## Text for analysis
Dodge is an unincorporated community and census-designated place (CDP) in Delaware County, Oklahoma, United States. As of the 2020 census, Dodge had a population of 89.

The Dodge Post Office existed from November 20, 1901, until August 15, 1941. Dodge was established on Cowskin Prairie along the St. Louis-San Francisco Railway in District 6 of the old Indian Territory.
==Geography==
Dodge is located in northeastern Delaware County. Its eastern border is the Missouri state line, and it is 6 mi east of the city of Grove.

According to the United States Census Bureau, the CDP has a total area of 17.1 km2, all land.

## Tasks for this exercise
1. Answer the following questions using the passage on Dodge, Oklahoma.
(a) What population did Dodge have as of the 2020 census?
(b) On what date did the Dodge Post Office close?
(c) How far from the city of Grove is Dodge, and in which direction?
2. Return the stretch of the passage on Dodge from "The Dodge Post" through "km2, all land.", copied word for word.

## Records provided
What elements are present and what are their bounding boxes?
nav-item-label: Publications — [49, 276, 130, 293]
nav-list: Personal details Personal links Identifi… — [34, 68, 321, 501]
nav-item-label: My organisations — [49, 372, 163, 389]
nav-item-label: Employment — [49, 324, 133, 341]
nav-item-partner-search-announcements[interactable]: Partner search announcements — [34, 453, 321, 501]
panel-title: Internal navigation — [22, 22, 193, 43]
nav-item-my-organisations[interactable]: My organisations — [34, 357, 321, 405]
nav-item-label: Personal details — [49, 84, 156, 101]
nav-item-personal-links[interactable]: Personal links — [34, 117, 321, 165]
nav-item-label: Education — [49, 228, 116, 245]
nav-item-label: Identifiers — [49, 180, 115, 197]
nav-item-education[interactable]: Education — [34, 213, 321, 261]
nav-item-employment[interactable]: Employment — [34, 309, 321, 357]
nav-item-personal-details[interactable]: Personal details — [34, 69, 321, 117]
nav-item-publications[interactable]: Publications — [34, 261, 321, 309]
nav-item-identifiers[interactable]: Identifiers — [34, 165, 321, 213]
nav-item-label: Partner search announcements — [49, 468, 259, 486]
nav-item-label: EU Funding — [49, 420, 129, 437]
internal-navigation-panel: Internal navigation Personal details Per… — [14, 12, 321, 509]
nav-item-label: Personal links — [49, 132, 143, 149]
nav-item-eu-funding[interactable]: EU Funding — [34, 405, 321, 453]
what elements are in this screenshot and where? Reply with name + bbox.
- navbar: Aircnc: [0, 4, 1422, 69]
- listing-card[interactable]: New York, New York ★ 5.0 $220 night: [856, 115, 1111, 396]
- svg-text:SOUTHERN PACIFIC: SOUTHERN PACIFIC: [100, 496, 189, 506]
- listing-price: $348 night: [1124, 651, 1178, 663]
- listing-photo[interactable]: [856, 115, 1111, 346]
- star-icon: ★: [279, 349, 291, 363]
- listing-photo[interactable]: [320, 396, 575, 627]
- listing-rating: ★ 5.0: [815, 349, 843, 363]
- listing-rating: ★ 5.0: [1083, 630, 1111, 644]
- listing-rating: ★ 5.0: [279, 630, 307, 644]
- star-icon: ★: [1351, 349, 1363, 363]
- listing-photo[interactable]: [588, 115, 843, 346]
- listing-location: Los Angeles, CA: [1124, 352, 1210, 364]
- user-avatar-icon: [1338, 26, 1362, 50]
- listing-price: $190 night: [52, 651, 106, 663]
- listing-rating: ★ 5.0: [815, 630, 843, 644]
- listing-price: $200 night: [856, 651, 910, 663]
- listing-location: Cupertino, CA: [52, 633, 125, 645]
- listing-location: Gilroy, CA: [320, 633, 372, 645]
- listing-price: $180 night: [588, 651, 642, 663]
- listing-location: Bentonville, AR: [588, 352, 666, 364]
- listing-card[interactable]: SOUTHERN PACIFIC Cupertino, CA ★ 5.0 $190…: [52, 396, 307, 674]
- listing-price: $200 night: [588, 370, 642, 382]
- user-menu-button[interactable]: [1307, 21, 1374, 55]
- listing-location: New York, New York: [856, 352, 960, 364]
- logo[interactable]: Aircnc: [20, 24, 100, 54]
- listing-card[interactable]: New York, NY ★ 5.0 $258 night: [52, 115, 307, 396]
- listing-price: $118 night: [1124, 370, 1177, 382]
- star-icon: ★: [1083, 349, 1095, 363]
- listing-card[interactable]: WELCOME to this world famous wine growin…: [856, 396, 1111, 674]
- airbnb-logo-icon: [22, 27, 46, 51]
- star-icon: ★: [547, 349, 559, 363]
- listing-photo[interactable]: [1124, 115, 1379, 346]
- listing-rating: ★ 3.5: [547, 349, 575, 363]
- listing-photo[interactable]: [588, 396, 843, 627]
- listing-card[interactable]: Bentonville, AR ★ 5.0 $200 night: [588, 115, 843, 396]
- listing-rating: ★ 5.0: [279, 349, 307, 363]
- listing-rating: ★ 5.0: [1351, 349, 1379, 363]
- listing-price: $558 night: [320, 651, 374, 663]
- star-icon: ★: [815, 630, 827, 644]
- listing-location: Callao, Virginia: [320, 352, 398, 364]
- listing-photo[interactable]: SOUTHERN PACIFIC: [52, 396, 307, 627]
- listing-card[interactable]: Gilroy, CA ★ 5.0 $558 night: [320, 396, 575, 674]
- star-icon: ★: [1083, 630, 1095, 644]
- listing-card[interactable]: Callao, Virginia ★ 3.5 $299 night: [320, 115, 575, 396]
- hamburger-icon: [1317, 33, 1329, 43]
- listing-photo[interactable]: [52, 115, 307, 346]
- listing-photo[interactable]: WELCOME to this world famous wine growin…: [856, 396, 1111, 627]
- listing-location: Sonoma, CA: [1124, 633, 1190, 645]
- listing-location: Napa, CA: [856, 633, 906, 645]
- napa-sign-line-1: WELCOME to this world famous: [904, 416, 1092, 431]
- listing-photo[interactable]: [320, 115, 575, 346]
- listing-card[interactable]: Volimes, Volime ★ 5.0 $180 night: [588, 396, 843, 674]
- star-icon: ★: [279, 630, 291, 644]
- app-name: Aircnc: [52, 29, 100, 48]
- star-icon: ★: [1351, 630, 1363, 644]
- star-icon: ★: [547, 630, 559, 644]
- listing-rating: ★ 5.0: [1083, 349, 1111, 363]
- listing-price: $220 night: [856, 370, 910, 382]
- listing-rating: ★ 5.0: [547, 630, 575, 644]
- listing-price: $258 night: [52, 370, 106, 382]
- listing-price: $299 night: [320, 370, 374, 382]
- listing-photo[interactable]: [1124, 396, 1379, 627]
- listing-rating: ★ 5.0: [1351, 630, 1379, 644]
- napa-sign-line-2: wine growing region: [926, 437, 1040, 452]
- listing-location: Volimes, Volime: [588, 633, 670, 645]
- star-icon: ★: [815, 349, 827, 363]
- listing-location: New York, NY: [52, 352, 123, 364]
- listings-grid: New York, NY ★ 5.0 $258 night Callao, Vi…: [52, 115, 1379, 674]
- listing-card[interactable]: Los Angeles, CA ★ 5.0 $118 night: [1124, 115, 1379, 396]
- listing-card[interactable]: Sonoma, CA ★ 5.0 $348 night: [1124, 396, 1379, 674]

## Answers to the exercises
1.
(a) 89
(b) August 15, 1941
(c) 6 mi east of Grove

2.
The Dodge Post Office existed from November 20, 1901, until August 15, 1941. Dodge was established on Cowskin Prairie along the St. Louis-San Francisco Railway in District 6 of the old Indian Territory.
==Geography==
Dodge is located in northeastern Delaware County. Its eastern border is the Missouri state line, and it is 6 mi east of the city of Grove.

According to the United States Census Bureau, the CDP has a total area of 17.1 km2, all land.